• _INFORMATION GIVEN_
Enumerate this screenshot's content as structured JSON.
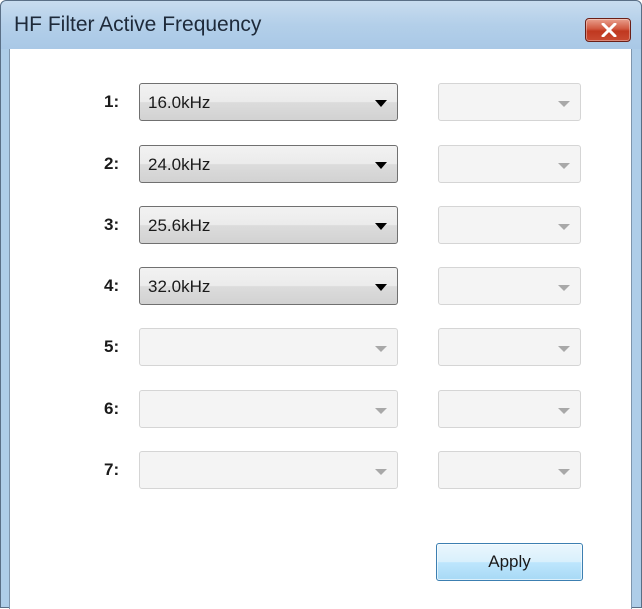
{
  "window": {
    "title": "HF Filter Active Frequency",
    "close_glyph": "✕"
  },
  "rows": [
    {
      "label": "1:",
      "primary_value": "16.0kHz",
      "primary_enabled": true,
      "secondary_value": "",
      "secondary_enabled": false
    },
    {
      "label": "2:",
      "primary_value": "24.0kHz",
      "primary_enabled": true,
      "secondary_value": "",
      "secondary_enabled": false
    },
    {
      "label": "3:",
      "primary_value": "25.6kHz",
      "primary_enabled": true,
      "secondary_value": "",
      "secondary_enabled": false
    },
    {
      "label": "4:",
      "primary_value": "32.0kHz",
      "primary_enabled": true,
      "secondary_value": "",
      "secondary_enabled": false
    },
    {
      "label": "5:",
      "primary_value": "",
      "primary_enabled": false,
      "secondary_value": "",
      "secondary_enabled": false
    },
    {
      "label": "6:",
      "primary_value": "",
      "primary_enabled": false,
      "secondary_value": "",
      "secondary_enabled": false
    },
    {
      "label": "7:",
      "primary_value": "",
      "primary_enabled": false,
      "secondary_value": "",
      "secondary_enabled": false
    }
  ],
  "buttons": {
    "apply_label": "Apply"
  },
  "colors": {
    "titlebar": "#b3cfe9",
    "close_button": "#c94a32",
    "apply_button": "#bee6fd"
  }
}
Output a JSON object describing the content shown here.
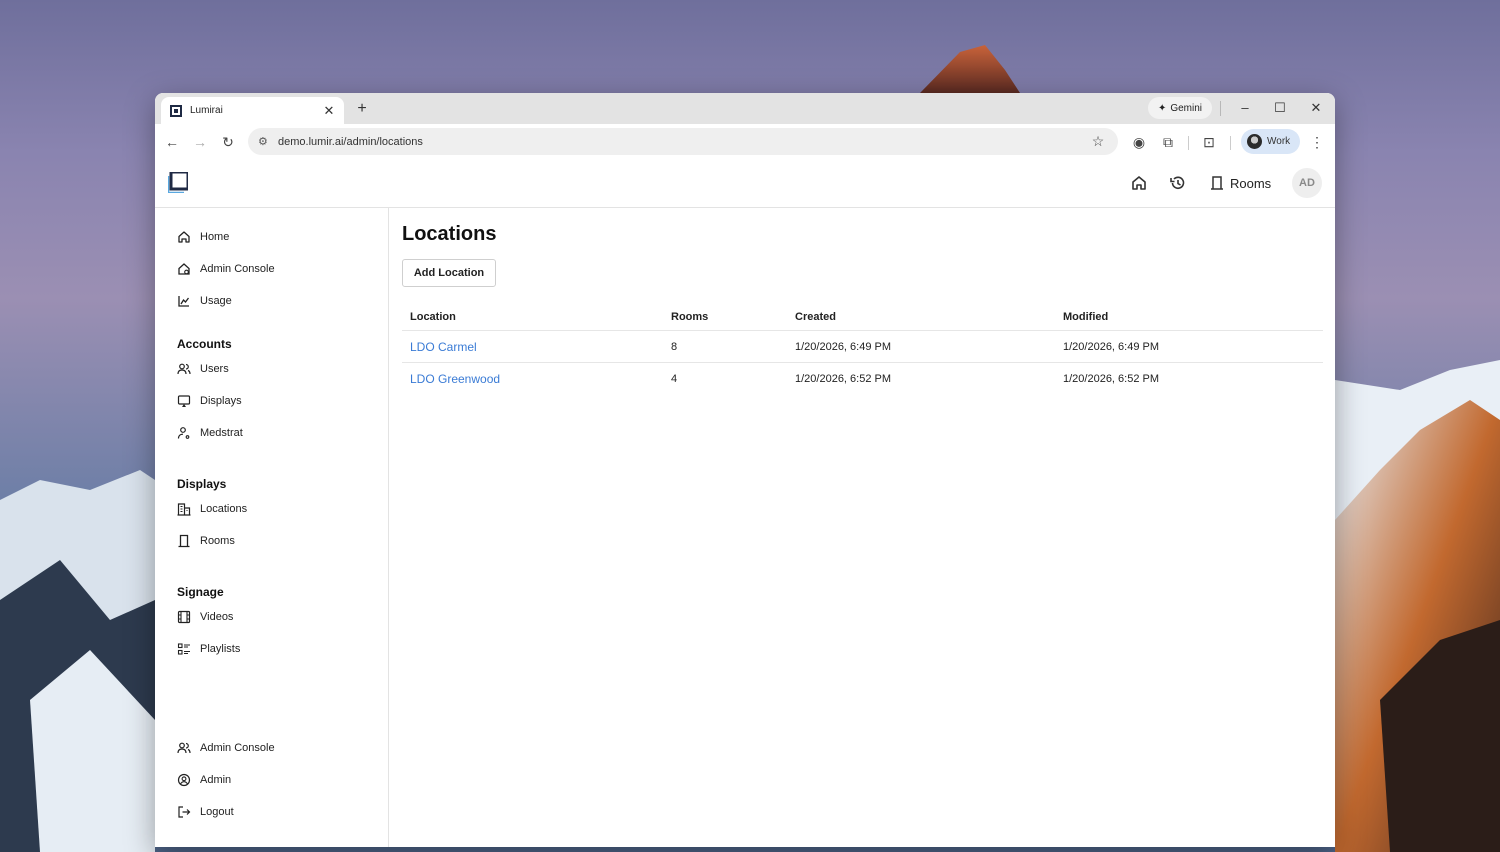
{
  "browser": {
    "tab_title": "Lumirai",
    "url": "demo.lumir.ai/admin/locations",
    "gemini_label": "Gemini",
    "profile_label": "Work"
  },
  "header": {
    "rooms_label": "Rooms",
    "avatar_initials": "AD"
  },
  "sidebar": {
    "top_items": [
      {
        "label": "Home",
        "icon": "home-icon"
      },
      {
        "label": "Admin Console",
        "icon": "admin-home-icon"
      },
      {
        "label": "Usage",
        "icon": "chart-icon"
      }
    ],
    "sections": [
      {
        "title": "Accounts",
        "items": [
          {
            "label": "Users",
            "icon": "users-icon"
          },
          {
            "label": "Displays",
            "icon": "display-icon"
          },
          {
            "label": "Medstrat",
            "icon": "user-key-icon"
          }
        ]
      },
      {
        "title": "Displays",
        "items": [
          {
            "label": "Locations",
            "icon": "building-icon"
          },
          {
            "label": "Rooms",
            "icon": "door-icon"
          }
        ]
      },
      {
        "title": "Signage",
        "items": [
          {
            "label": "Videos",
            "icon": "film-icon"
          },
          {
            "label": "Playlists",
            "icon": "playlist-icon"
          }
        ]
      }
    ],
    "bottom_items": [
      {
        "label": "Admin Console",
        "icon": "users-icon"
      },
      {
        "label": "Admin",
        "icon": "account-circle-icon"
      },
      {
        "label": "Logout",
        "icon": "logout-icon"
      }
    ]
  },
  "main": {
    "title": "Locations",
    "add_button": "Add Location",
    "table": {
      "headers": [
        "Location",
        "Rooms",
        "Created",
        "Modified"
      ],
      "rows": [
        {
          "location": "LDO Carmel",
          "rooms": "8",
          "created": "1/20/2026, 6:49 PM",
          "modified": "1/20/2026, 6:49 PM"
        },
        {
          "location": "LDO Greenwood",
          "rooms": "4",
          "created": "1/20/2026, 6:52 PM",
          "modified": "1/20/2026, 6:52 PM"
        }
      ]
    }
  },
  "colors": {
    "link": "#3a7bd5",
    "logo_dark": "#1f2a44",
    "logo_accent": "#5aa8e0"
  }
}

• _WORK INSTRUCTIONS_
Reproduce each entry precisely. Leave the pictures out.

• _ANSWER IN FULL_
Enumerate this screenshot's content as structured JSON.
{
  "window": {
    "title": "HF Filter Active Frequency",
    "close_glyph": "✕"
  },
  "rows": [
    {
      "label": "1:",
      "primary_value": "16.0kHz",
      "primary_enabled": true,
      "secondary_value": "",
      "secondary_enabled": false
    },
    {
      "label": "2:",
      "primary_value": "24.0kHz",
      "primary_enabled": true,
      "secondary_value": "",
      "secondary_enabled": false
    },
    {
      "label": "3:",
      "primary_value": "25.6kHz",
      "primary_enabled": true,
      "secondary_value": "",
      "secondary_enabled": false
    },
    {
      "label": "4:",
      "primary_value": "32.0kHz",
      "primary_enabled": true,
      "secondary_value": "",
      "secondary_enabled": false
    },
    {
      "label": "5:",
      "primary_value": "",
      "primary_enabled": false,
      "secondary_value": "",
      "secondary_enabled": false
    },
    {
      "label": "6:",
      "primary_value": "",
      "primary_enabled": false,
      "secondary_value": "",
      "secondary_enabled": false
    },
    {
      "label": "7:",
      "primary_value": "",
      "primary_enabled": false,
      "secondary_value": "",
      "secondary_enabled": false
    }
  ],
  "buttons": {
    "apply_label": "Apply"
  },
  "colors": {
    "titlebar": "#b3cfe9",
    "close_button": "#c94a32",
    "apply_button": "#bee6fd"
  }
}
Output a JSON object describing the content shown here.
{
  "browser": {
    "tab_title": "Lumirai",
    "url": "demo.lumir.ai/admin/locations",
    "gemini_label": "Gemini",
    "profile_label": "Work"
  },
  "header": {
    "rooms_label": "Rooms",
    "avatar_initials": "AD"
  },
  "sidebar": {
    "top_items": [
      {
        "label": "Home",
        "icon": "home-icon"
      },
      {
        "label": "Admin Console",
        "icon": "admin-home-icon"
      },
      {
        "label": "Usage",
        "icon": "chart-icon"
      }
    ],
    "sections": [
      {
        "title": "Accounts",
        "items": [
          {
            "label": "Users",
            "icon": "users-icon"
          },
          {
            "label": "Displays",
            "icon": "display-icon"
          },
          {
            "label": "Medstrat",
            "icon": "user-key-icon"
          }
        ]
      },
      {
        "title": "Displays",
        "items": [
          {
            "label": "Locations",
            "icon": "building-icon"
          },
          {
            "label": "Rooms",
            "icon": "door-icon"
          }
        ]
      },
      {
        "title": "Signage",
        "items": [
          {
            "label": "Videos",
            "icon": "film-icon"
          },
          {
            "label": "Playlists",
            "icon": "playlist-icon"
          }
        ]
      }
    ],
    "bottom_items": [
      {
        "label": "Admin Console",
        "icon": "users-icon"
      },
      {
        "label": "Admin",
        "icon": "account-circle-icon"
      },
      {
        "label": "Logout",
        "icon": "logout-icon"
      }
    ]
  },
  "main": {
    "title": "Locations",
    "add_button": "Add Location",
    "table": {
      "headers": [
        "Location",
        "Rooms",
        "Created",
        "Modified"
      ],
      "rows": [
        {
          "location": "LDO Carmel",
          "rooms": "8",
          "created": "1/20/2026, 6:49 PM",
          "modified": "1/20/2026, 6:49 PM"
        },
        {
          "location": "LDO Greenwood",
          "rooms": "4",
          "created": "1/20/2026, 6:52 PM",
          "modified": "1/20/2026, 6:52 PM"
        }
      ]
    }
  },
  "colors": {
    "link": "#3a7bd5",
    "logo_dark": "#1f2a44",
    "logo_accent": "#5aa8e0"
  }
}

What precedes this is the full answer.